**Task statement**
Find the lines that hold the word "الارتباط" and return them.
[START OF Dataset entries]
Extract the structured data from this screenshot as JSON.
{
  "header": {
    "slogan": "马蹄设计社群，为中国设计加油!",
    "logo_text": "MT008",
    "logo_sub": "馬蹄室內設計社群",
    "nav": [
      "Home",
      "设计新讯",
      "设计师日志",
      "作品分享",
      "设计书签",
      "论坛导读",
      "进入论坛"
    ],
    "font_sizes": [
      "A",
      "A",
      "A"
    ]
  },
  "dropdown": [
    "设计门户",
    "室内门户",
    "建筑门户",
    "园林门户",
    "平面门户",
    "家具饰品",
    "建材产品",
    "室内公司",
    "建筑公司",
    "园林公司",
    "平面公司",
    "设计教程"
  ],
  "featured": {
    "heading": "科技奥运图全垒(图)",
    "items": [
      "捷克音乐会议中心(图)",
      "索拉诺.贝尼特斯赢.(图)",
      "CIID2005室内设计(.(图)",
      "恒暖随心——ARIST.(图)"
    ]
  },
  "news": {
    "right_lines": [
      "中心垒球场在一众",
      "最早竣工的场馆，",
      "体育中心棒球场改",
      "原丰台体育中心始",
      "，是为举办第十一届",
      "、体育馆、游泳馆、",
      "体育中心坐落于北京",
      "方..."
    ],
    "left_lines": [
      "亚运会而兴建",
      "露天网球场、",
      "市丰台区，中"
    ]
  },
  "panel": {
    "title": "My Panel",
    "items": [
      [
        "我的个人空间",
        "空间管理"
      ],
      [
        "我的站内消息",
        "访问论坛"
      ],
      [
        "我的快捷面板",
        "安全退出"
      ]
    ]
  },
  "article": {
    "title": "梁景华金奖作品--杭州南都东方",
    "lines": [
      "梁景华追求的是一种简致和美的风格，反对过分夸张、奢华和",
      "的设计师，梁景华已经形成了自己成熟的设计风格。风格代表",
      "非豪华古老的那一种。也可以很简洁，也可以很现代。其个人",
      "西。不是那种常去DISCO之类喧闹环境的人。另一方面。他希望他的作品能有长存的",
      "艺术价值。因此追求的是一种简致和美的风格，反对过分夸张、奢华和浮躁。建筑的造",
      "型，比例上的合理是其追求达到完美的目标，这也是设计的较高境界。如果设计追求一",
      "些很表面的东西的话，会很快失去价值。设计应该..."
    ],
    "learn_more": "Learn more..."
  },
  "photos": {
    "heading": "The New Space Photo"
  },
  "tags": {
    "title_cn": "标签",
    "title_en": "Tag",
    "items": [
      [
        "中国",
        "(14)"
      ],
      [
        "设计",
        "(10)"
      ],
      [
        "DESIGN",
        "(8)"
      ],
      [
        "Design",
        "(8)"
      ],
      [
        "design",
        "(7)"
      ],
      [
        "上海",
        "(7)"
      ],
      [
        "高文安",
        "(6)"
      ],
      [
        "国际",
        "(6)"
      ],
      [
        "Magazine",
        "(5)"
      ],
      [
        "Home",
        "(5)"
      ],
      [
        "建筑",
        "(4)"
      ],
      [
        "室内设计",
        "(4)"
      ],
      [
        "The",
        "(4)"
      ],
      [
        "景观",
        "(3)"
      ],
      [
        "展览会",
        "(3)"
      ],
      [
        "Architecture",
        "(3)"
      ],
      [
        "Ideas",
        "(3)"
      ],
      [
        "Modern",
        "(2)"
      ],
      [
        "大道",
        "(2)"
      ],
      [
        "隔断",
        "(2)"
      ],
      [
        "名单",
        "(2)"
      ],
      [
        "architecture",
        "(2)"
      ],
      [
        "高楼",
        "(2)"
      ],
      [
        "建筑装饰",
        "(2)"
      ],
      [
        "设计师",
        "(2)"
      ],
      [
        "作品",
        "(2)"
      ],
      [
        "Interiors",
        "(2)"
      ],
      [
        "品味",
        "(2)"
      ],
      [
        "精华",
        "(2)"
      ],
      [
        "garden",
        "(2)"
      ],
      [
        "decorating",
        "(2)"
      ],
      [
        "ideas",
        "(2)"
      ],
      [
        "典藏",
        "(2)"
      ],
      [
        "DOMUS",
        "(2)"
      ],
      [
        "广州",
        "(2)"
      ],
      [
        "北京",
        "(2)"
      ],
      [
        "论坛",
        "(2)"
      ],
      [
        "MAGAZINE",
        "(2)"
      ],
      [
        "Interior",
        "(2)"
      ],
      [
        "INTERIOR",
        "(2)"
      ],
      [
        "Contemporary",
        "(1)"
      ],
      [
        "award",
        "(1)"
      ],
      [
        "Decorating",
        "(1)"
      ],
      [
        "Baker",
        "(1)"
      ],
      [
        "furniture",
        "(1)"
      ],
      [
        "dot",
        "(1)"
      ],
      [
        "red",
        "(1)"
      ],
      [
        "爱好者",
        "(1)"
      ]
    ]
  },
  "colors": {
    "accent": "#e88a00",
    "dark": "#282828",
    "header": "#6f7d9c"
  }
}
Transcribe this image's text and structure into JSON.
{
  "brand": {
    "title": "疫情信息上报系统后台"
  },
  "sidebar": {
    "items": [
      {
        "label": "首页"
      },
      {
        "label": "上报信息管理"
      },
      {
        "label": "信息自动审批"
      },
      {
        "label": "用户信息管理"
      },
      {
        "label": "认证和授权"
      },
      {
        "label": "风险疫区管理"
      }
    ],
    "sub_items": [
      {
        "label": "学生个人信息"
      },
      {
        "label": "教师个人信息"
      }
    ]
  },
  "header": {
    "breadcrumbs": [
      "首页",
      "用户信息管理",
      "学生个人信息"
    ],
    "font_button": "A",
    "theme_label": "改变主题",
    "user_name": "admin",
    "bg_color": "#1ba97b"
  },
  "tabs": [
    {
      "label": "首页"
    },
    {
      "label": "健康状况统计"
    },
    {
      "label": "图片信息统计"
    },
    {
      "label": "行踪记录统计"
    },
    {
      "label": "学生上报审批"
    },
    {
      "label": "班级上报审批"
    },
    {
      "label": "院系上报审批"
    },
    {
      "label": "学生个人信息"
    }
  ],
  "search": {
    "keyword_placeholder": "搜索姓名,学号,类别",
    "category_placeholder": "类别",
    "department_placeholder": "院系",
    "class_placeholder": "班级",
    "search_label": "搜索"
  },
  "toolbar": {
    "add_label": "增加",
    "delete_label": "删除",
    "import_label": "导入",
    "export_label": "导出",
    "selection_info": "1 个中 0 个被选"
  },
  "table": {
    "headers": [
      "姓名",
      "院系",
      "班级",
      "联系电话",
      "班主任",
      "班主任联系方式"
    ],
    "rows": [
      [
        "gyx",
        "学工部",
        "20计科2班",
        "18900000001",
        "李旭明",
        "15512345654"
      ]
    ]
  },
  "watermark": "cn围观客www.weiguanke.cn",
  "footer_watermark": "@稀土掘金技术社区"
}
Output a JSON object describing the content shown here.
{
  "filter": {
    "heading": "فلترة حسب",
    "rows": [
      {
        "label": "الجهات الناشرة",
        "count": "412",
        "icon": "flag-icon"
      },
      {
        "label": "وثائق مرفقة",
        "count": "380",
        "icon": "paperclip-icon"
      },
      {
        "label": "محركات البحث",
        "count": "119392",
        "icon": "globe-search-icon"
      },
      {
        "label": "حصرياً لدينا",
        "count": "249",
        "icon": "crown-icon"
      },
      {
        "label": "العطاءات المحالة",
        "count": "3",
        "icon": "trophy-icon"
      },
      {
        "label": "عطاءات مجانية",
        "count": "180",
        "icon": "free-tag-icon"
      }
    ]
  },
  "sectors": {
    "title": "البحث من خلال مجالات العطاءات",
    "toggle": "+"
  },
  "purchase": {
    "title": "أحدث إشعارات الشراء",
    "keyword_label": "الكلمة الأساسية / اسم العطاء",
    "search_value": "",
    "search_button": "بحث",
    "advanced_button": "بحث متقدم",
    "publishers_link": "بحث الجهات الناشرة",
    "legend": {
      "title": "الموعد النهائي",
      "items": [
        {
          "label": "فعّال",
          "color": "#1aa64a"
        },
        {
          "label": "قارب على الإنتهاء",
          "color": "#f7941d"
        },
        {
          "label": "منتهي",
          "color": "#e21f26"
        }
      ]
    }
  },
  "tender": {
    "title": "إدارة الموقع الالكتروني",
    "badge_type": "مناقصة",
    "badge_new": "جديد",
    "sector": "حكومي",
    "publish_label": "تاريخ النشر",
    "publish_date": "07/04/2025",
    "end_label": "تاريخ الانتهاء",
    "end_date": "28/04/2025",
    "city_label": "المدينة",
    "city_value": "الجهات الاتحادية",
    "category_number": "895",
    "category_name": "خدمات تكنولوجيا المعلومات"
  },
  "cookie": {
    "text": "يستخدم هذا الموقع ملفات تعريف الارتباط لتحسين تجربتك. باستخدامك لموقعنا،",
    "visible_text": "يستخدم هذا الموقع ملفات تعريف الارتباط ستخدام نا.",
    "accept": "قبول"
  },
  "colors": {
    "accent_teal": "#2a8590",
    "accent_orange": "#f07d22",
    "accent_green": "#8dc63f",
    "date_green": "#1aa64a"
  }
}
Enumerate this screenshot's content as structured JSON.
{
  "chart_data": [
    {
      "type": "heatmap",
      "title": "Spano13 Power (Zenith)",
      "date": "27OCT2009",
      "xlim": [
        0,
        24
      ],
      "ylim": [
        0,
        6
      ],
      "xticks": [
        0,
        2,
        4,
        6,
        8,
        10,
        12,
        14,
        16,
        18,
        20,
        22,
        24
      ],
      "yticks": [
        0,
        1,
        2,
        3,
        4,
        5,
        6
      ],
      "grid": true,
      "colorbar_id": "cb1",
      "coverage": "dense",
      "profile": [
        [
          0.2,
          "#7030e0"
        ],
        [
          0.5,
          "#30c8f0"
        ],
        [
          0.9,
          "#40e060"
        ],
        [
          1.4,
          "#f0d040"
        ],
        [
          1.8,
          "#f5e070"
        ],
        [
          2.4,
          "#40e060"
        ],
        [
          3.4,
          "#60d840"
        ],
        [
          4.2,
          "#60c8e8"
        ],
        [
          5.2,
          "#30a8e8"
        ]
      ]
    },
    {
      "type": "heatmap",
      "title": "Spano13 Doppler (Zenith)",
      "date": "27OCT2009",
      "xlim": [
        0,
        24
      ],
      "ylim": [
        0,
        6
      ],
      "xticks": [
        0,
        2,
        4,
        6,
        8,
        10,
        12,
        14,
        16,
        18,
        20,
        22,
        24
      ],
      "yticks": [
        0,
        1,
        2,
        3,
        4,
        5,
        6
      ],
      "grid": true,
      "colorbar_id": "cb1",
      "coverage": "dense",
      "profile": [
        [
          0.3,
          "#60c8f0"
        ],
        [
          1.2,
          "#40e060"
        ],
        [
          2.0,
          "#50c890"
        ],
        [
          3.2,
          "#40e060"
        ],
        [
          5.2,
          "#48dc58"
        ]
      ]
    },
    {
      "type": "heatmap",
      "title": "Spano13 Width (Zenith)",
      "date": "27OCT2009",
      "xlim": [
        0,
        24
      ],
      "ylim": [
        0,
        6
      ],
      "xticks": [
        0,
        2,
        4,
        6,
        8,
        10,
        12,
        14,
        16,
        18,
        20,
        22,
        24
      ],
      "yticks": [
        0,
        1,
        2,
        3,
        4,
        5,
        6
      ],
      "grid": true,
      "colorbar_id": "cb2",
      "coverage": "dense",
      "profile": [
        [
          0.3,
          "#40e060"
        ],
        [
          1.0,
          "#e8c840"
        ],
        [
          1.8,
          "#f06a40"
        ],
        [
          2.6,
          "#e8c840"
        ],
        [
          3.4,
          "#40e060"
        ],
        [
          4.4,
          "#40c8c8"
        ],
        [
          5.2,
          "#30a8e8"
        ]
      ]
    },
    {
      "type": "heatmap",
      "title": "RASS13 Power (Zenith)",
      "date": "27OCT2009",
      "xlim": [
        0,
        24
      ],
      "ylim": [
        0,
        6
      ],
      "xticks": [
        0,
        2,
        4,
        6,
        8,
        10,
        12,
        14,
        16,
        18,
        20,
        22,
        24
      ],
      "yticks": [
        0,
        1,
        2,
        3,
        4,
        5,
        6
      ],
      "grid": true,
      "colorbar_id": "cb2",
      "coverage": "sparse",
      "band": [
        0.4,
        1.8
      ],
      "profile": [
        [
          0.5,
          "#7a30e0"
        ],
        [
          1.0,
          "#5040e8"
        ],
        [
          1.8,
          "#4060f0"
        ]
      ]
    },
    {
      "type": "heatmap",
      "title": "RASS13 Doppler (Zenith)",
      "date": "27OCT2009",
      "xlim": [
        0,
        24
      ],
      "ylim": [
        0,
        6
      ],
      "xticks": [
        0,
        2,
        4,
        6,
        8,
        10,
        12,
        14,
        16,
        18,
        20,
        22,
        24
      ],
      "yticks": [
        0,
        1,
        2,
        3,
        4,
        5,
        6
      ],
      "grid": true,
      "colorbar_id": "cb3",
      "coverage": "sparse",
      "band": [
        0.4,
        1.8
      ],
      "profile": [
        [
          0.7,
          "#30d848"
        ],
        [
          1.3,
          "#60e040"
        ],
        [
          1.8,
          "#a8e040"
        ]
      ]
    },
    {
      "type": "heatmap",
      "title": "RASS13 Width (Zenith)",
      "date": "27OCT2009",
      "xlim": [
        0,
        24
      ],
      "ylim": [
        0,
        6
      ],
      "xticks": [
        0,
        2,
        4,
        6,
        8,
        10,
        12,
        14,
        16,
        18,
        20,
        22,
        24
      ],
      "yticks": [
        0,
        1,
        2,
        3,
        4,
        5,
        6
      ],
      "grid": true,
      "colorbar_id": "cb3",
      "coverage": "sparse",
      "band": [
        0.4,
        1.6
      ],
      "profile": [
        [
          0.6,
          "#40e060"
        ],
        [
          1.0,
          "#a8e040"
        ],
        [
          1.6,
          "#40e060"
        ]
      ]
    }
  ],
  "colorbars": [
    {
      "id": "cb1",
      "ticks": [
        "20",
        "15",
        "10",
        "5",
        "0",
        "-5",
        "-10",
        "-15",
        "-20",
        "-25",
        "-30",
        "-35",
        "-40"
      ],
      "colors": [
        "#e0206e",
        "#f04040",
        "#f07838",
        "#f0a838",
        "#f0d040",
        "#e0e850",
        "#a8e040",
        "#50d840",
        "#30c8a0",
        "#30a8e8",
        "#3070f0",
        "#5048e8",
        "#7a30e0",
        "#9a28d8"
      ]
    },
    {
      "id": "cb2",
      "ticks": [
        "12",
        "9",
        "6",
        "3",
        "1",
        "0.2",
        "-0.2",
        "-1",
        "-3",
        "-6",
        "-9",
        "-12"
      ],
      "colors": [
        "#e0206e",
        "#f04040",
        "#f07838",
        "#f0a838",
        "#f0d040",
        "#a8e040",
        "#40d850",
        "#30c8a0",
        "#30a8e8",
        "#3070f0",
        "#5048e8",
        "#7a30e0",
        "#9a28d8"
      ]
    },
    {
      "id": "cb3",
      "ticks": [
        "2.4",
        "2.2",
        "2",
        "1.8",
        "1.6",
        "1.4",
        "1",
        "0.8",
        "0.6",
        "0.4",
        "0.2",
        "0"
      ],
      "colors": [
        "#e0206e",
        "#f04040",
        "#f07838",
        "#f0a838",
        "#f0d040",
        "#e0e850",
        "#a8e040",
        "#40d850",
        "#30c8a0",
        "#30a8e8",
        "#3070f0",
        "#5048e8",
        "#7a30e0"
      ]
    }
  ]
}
[END OF Dataset entries]
**Written solution**
    "text": "يستخدم هذا الموقع ملفات تعريف الارتباط لتحسين تجربتك. باستخدامك لموقعنا،",
    "visible_text": "يستخدم هذا الموقع ملفات تعريف الارتباط ستخدام نا.",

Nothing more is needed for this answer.